### Written instruction
Select each line where the word "Alice" appears.

═══ Material for the task ═══

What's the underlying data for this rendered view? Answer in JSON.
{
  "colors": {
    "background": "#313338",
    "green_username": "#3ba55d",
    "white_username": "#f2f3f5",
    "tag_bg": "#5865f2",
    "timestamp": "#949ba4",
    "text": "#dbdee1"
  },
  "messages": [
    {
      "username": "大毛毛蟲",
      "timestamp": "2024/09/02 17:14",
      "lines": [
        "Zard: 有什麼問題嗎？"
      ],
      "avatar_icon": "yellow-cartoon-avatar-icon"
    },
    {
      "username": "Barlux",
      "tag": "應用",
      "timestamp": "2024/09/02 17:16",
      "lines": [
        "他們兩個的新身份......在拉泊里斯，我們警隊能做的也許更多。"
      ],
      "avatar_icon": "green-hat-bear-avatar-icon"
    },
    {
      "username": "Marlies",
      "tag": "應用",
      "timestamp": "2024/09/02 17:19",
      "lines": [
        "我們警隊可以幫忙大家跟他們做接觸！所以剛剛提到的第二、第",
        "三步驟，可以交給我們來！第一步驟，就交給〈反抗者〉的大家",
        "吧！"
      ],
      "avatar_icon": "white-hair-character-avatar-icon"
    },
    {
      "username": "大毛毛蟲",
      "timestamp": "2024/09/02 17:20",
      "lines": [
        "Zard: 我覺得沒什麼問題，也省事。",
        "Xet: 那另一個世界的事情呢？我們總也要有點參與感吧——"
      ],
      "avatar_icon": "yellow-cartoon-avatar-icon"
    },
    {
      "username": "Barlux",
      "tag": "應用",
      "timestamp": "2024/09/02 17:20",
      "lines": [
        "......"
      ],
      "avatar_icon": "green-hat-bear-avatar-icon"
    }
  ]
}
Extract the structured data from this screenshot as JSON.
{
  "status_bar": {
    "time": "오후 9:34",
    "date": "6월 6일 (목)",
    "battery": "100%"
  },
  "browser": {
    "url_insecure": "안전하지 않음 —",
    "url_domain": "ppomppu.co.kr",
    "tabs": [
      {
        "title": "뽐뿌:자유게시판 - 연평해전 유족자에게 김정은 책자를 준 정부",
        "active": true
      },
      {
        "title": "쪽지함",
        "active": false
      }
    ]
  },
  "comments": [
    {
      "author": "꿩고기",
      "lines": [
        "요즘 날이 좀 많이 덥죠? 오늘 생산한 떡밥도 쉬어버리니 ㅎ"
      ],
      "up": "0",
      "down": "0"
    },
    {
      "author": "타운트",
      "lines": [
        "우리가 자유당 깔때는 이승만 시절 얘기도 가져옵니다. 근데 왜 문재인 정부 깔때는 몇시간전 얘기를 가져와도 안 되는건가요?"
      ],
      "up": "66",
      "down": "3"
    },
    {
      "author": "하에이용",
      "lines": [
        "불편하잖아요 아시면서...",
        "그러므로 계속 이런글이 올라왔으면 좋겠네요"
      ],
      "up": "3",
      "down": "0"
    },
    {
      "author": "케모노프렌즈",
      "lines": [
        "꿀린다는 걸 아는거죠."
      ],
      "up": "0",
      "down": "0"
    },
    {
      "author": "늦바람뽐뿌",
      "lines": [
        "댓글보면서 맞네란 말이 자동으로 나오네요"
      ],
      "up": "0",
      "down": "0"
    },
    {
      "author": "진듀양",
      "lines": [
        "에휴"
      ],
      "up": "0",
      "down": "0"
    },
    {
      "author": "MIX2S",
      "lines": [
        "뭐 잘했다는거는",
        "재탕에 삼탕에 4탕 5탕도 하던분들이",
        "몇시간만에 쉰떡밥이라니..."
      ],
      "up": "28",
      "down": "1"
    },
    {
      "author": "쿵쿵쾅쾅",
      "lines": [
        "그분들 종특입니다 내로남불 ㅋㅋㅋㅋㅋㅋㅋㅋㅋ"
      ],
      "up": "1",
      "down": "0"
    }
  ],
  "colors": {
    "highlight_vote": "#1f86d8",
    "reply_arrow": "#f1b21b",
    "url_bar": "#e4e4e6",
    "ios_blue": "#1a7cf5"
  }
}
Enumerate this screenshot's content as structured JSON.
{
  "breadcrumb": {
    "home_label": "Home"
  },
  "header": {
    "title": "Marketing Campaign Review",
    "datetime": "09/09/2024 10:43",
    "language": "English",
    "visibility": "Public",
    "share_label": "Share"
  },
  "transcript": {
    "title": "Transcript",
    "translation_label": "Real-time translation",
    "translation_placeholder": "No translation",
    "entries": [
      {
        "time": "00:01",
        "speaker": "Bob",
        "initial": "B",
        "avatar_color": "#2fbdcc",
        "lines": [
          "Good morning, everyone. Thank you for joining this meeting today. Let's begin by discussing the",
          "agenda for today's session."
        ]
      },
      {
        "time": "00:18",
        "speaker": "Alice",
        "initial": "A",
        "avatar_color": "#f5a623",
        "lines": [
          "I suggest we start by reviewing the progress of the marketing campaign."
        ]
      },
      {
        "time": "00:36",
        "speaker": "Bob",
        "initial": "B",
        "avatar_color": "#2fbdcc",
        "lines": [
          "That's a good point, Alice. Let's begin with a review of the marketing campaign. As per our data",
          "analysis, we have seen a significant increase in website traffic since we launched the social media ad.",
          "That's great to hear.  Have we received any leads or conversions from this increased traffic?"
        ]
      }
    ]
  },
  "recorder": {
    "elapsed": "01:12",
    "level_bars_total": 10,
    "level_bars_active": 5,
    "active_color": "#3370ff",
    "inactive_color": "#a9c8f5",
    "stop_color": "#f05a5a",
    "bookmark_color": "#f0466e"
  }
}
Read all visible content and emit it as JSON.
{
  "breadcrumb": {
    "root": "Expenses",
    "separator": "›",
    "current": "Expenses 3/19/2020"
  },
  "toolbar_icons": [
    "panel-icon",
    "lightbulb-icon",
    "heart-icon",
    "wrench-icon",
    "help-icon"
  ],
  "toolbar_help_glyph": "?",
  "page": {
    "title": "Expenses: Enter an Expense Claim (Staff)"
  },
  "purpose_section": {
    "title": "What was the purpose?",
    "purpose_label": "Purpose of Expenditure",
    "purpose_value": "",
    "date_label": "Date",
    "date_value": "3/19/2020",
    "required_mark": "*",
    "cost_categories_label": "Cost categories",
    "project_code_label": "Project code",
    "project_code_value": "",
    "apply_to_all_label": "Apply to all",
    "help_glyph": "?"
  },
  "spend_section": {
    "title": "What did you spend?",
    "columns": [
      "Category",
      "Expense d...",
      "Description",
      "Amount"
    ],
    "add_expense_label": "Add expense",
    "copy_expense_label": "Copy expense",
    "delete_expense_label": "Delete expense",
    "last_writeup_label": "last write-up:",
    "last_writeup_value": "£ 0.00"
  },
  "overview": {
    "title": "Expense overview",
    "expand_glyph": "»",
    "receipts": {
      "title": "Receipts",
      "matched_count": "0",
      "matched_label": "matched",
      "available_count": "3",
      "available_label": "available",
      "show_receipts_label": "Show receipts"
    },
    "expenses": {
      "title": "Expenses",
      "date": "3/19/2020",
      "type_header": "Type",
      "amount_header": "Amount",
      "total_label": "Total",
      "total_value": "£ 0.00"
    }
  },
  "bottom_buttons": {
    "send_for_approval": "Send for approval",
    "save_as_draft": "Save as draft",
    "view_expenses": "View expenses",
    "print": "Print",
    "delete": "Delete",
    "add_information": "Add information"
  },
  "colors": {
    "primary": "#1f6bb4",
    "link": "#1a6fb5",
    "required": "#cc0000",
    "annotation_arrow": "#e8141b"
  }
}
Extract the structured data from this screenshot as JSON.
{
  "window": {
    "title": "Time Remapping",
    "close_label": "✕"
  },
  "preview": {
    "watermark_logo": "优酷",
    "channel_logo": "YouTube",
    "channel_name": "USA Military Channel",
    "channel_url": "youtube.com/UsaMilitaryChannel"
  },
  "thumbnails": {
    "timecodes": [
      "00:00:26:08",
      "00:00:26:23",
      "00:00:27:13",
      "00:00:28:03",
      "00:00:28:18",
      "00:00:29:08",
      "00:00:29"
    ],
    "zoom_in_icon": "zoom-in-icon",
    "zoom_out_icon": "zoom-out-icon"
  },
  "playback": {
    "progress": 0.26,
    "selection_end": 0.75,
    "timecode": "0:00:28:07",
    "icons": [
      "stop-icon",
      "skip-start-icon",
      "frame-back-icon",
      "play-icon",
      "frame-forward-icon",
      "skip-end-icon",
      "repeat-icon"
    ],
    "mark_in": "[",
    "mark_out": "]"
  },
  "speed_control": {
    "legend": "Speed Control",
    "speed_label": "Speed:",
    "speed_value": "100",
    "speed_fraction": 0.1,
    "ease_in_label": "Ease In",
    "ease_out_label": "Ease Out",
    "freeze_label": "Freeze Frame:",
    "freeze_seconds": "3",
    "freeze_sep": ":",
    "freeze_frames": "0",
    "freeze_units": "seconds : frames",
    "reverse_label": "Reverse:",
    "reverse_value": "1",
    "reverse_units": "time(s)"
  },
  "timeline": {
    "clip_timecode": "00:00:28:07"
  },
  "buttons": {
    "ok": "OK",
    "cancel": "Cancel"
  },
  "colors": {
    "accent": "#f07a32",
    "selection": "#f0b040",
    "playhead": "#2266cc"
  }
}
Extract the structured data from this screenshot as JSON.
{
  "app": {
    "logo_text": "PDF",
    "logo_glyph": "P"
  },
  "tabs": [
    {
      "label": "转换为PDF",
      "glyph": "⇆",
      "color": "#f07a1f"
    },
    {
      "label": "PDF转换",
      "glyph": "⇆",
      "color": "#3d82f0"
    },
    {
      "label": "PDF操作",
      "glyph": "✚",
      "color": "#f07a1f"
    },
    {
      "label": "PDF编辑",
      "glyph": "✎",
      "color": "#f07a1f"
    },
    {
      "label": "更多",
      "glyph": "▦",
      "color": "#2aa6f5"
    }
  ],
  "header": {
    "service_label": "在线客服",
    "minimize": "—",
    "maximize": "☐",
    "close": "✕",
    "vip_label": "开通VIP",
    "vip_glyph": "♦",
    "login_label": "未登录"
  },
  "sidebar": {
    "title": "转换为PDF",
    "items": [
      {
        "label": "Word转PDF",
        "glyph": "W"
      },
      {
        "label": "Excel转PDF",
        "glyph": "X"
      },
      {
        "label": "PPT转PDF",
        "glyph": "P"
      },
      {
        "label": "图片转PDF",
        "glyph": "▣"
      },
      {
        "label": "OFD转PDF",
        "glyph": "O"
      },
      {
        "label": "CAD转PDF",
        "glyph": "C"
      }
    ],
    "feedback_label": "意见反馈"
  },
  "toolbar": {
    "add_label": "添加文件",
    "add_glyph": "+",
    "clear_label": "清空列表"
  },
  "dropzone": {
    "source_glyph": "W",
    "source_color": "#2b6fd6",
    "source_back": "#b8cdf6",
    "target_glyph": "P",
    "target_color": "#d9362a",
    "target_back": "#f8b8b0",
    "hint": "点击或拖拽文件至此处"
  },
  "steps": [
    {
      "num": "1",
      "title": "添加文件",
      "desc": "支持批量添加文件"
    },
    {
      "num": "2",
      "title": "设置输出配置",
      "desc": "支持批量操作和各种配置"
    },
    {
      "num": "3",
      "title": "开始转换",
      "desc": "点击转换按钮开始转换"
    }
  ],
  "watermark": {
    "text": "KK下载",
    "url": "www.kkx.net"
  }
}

═══

### Result of the task
        "speaker": "Alice",
          "That's a good point, Alice. Let's begin with a review of the marketing campaign. As per our data",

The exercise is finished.